DIRECTIONS FOR THIS TASK = Search the data below for the word "image" and copy each line that holds it.

TASK INPUTS =
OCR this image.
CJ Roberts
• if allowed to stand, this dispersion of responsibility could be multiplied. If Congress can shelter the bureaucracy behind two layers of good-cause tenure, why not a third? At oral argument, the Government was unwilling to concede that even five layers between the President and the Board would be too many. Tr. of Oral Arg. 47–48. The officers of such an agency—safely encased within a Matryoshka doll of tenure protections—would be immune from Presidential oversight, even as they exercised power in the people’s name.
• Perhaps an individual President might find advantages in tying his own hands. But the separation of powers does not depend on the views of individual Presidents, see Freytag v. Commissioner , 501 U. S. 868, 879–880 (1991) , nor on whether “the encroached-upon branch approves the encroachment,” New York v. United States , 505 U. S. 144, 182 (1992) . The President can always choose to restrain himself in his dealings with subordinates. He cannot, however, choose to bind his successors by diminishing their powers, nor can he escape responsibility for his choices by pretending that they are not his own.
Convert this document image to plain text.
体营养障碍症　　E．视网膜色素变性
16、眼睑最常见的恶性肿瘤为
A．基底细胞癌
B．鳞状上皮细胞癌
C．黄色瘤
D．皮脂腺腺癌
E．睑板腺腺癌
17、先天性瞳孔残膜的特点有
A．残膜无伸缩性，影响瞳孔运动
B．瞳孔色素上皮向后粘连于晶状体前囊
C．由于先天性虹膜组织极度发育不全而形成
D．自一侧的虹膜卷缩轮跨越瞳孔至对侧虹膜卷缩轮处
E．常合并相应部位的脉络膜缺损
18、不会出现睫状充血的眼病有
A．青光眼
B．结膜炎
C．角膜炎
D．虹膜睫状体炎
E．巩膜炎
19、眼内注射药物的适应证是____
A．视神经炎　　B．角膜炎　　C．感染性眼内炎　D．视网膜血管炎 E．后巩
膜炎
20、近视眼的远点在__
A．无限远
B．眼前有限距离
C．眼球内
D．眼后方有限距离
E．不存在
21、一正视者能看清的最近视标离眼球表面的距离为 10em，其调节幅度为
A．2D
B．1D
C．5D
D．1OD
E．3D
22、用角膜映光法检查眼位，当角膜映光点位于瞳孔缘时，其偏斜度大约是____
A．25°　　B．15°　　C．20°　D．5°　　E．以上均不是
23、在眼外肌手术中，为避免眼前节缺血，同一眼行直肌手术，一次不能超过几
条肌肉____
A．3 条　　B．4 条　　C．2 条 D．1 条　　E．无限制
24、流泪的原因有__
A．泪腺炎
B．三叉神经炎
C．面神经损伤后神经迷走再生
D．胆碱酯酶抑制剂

SOLUTION FOR THIS TASK =
OCR this image.
Convert this document image to plain text.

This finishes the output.